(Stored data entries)

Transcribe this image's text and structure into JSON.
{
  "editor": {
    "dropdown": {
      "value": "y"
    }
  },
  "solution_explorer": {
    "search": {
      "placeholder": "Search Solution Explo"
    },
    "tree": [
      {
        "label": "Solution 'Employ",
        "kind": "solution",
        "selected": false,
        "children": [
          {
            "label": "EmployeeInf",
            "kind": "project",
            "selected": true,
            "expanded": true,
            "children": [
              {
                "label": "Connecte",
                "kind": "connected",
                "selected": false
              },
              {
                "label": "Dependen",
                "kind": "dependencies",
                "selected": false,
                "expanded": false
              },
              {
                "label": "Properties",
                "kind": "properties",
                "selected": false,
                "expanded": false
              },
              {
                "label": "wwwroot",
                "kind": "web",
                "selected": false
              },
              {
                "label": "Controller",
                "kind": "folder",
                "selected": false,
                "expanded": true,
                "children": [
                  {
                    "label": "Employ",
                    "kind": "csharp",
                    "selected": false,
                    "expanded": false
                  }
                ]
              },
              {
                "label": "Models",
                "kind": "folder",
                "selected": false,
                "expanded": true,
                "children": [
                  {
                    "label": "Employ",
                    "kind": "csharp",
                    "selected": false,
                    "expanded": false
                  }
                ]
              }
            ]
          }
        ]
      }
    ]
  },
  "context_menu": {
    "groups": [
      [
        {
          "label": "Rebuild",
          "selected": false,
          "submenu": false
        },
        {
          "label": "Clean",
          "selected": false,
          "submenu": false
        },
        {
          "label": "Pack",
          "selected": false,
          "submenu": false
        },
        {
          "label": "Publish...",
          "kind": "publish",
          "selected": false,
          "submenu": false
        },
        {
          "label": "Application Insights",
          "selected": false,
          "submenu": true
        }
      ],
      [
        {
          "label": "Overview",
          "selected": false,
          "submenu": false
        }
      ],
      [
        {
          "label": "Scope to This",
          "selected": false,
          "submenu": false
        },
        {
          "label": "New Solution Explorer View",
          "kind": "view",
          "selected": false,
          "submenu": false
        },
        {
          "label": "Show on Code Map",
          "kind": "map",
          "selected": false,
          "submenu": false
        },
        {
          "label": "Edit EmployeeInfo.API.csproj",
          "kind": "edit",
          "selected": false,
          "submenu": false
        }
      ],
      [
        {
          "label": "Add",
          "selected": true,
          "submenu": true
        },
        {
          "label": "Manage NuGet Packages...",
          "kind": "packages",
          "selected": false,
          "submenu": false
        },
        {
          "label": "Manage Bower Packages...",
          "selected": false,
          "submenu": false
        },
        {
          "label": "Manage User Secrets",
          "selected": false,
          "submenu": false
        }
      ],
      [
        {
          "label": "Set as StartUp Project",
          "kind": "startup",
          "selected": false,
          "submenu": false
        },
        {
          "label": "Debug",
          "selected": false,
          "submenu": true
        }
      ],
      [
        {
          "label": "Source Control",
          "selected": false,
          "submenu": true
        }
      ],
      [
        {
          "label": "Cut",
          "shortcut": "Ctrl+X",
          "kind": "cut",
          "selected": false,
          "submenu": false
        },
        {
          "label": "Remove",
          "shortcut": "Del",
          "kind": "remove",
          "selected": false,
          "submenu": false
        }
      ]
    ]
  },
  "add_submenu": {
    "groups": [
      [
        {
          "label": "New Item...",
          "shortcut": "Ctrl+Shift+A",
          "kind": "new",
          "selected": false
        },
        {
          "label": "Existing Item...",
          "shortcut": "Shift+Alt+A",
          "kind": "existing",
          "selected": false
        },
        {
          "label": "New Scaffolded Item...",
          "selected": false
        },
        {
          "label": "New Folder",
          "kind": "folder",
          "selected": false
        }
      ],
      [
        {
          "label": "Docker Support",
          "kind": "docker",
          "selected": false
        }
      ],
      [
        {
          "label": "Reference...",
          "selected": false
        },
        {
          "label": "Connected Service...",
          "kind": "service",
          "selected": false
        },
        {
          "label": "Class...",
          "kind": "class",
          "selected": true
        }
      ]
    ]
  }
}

◆ **Exercise prompt**
Word for word, write out the data.

◆ **Solution**
Transcribe this image's text and structure into JSON.
{
  "editor": {
    "dropdown": {
      "value": "y"
    }
  },
  "solution_explorer": {
    "search": {
      "placeholder": "Search Solution Explo"
    },
    "tree": [
      {
        "label": "Solution 'Employ",
        "kind": "solution",
        "selected": false,
        "children": [
          {
            "label": "EmployeeInf",
            "kind": "project",
            "selected": true,
            "expanded": true,
            "children": [
              {
                "label": "Connecte",
                "kind": "connected",
                "selected": false
              },
              {
                "label": "Dependen",
                "kind": "dependencies",
                "selected": false,
                "expanded": false
              },
              {
                "label": "Properties",
                "kind": "properties",
                "selected": false,
                "expanded": false
              },
              {
                "label": "wwwroot",
                "kind": "web",
                "selected": false
              },
              {
                "label": "Controller",
                "kind": "folder",
                "selected": false,
                "expanded": true,
                "children": [
                  {
                    "label": "Employ",
                    "kind": "csharp",
                    "selected": false,
                    "expanded": false
                  }
                ]
              },
              {
                "label": "Models",
                "kind": "folder",
                "selected": false,
                "expanded": true,
                "children": [
                  {
                    "label": "Employ",
                    "kind": "csharp",
                    "selected": false,
                    "expanded": false
                  }
                ]
              }
            ]
          }
        ]
      }
    ]
  },
  "context_menu": {
    "groups": [
      [
        {
          "label": "Rebuild",
          "selected": false,
          "submenu": false
        },
        {
          "label": "Clean",
          "selected": false,
          "submenu": false
        },
        {
          "label": "Pack",
          "selected": false,
          "submenu": false
        },
        {
          "label": "Publish...",
          "kind": "publish",
          "selected": false,
          "submenu": false
        },
        {
          "label": "Application Insights",
          "selected": false,
          "submenu": true
        }
      ],
      [
        {
          "label": "Overview",
          "selected": false,
          "submenu": false
        }
      ],
      [
        {
          "label": "Scope to This",
          "selected": false,
          "submenu": false
        },
        {
          "label": "New Solution Explorer View",
          "kind": "view",
          "selected": false,
          "submenu": false
        },
        {
          "label": "Show on Code Map",
          "kind": "map",
          "selected": false,
          "submenu": false
        },
        {
          "label": "Edit EmployeeInfo.API.csproj",
          "kind": "edit",
          "selected": false,
          "submenu": false
        }
      ],
      [
        {
          "label": "Add",
          "selected": true,
          "submenu": true
        },
        {
          "label": "Manage NuGet Packages...",
          "kind": "packages",
          "selected": false,
          "submenu": false
        },
        {
          "label": "Manage Bower Packages...",
          "selected": false,
          "submenu": false
        },
        {
          "label": "Manage User Secrets",
          "selected": false,
          "submenu": false
        }
      ],
      [
        {
          "label": "Set as StartUp Project",
          "kind": "startup",
          "selected": false,
          "submenu": false
        },
        {
          "label": "Debug",
          "selected": false,
          "submenu": true
        }
      ],
      [
        {
          "label": "Source Control",
          "selected": false,
          "submenu": true
        }
      ],
      [
        {
          "label": "Cut",
          "shortcut": "Ctrl+X",
          "kind": "cut",
          "selected": false,
          "submenu": false
        },
        {
          "label": "Remove",
          "shortcut": "Del",
          "kind": "remove",
          "selected": false,
          "submenu": false
        }
      ]
    ]
  },
  "add_submenu": {
    "groups": [
      [
        {
          "label": "New Item...",
          "shortcut": "Ctrl+Shift+A",
          "kind": "new",
          "selected": false
        },
        {
          "label": "Existing Item...",
          "shortcut": "Shift+Alt+A",
          "kind": "existing",
          "selected": false
        },
        {
          "label": "New Scaffolded Item...",
          "selected": false
        },
        {
          "label": "New Folder",
          "kind": "folder",
          "selected": false
        }
      ],
      [
        {
          "label": "Docker Support",
          "kind": "docker",
          "selected": false
        }
      ],
      [
        {
          "label": "Reference...",
          "selected": false
        },
        {
          "label": "Connected Service...",
          "kind": "service",
          "selected": false
        },
        {
          "label": "Class...",
          "kind": "class",
          "selected": true
        }
      ]
    ]
  }
}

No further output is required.